Task objective: Look through the data below. Collect every line where the word "hertaalde" occurs.

Data shown:
═══

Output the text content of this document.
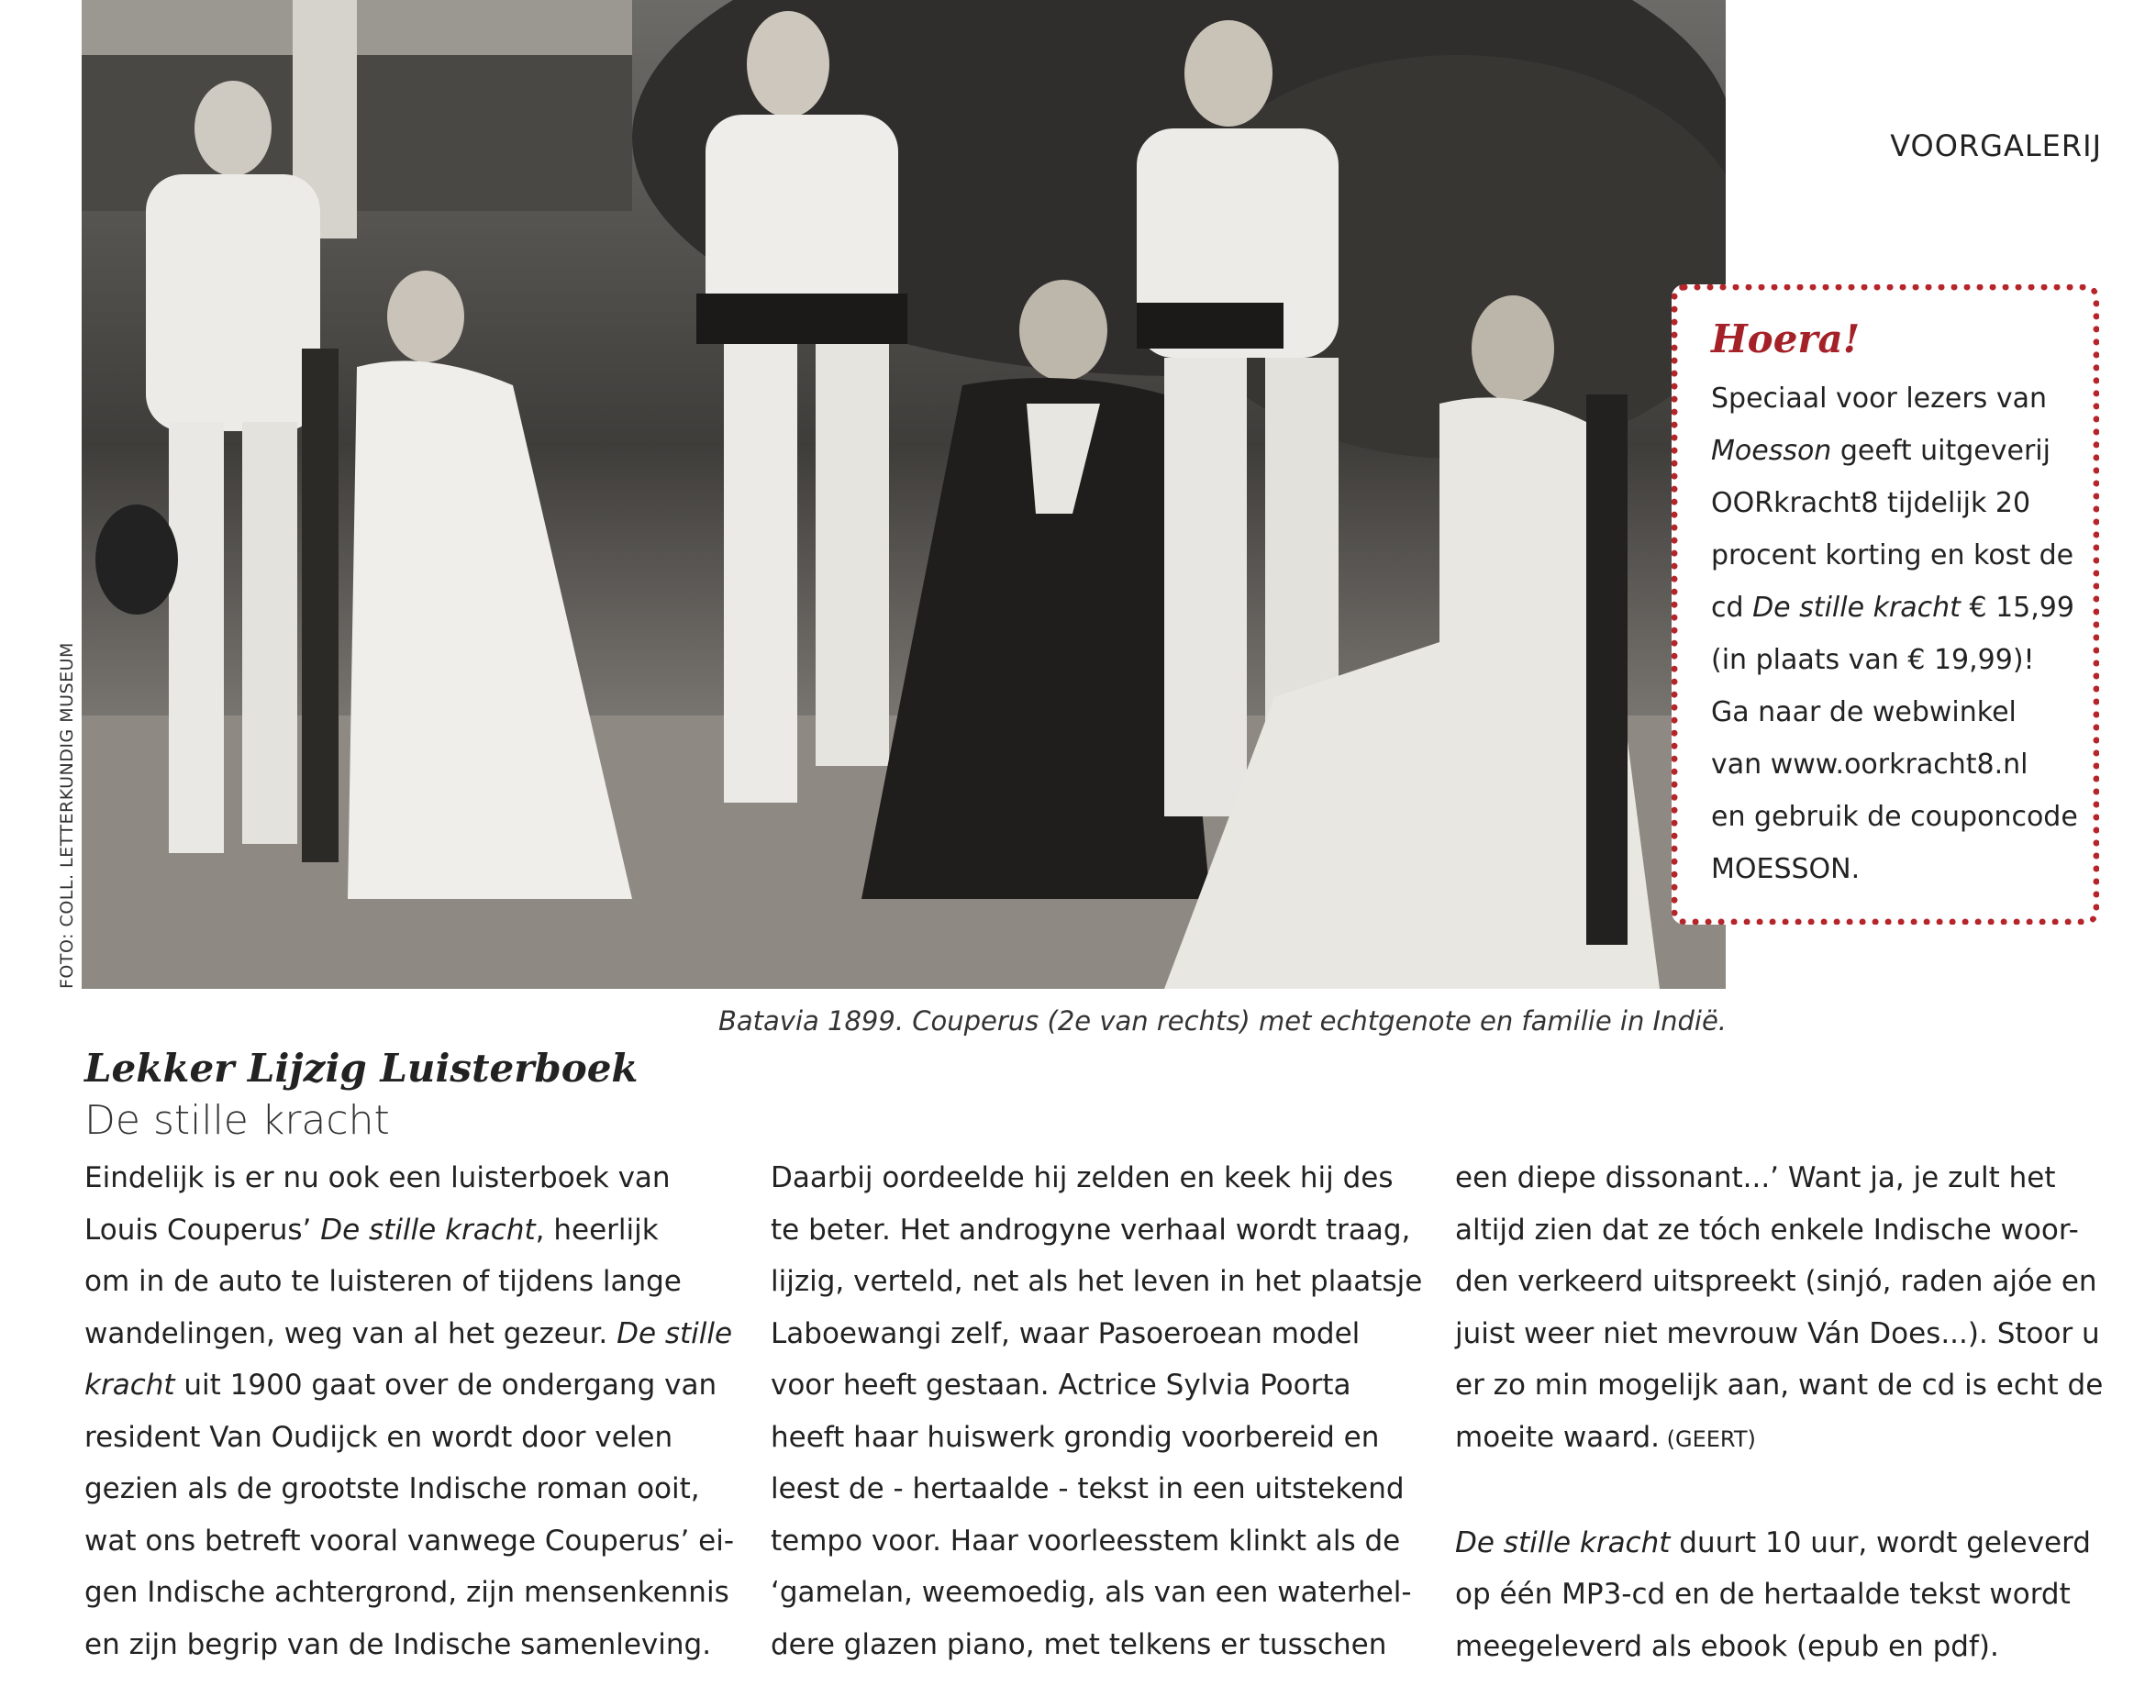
FOTO: COLL. LETTERKUNDIG MUSEUM
VOORGALERIJ
Hoera!
Speciaal voor lezers van
Moesson geeft uitgeverij
OORkracht8 tijdelijk 20
procent korting en kost de
cd De stille kracht € 15,99
(in plaats van € 19,99)!
Ga naar de webwinkel
van www.oorkracht8.nl
en gebruik de couponcode
MOESSON.
Batavia 1899. Couperus (2e van rechts) met echtgenote en familie in Indië.
Lekker Lijzig Luisterboek
De stille kracht
Eindelijk is er nu ook een luisterboek van
Louis Couperus’ De stille kracht, heerlijk
om in de auto te luisteren of tijdens lange
wandelingen, weg van al het gezeur. De stille
kracht uit 1900 gaat over de ondergang van
resident Van Oudijck en wordt door velen
gezien als de grootste Indische roman ooit,
wat ons betreft vooral vanwege Couperus’ ei-
gen Indische achtergrond, zijn mensenkennis
en zijn begrip van de Indische samenleving.
Daarbij oordeelde hij zelden en keek hij des
te beter. Het androgyne verhaal wordt traag,
lijzig, verteld, net als het leven in het plaatsje
Laboewangi zelf, waar Pasoeroean model
voor heeft gestaan. Actrice Sylvia Poorta
heeft haar huiswerk grondig voorbereid en
leest de - hertaalde - tekst in een uitstekend
tempo voor. Haar voorleesstem klinkt als de
‘gamelan, weemoedig, als van een waterhel-
dere glazen piano, met telkens er tusschen
een diepe dissonant...’ Want ja, je zult het
altijd zien dat ze tóch enkele Indische woor-
den verkeerd uitspreekt (sinjó, raden ajóe en
juist weer niet mevrouw Ván Does...). Stoor u
er zo min mogelijk aan, want de cd is echt de
moeite waard. (GEERT)
De stille kracht duurt 10 uur, wordt geleverd
op één MP3-cd en de hertaalde tekst wordt
meegeleverd als ebook (epub en pdf).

═══

Exercise response:
leest de - hertaalde - tekst in een uitstekend
op één MP3-cd en de hertaalde tekst wordt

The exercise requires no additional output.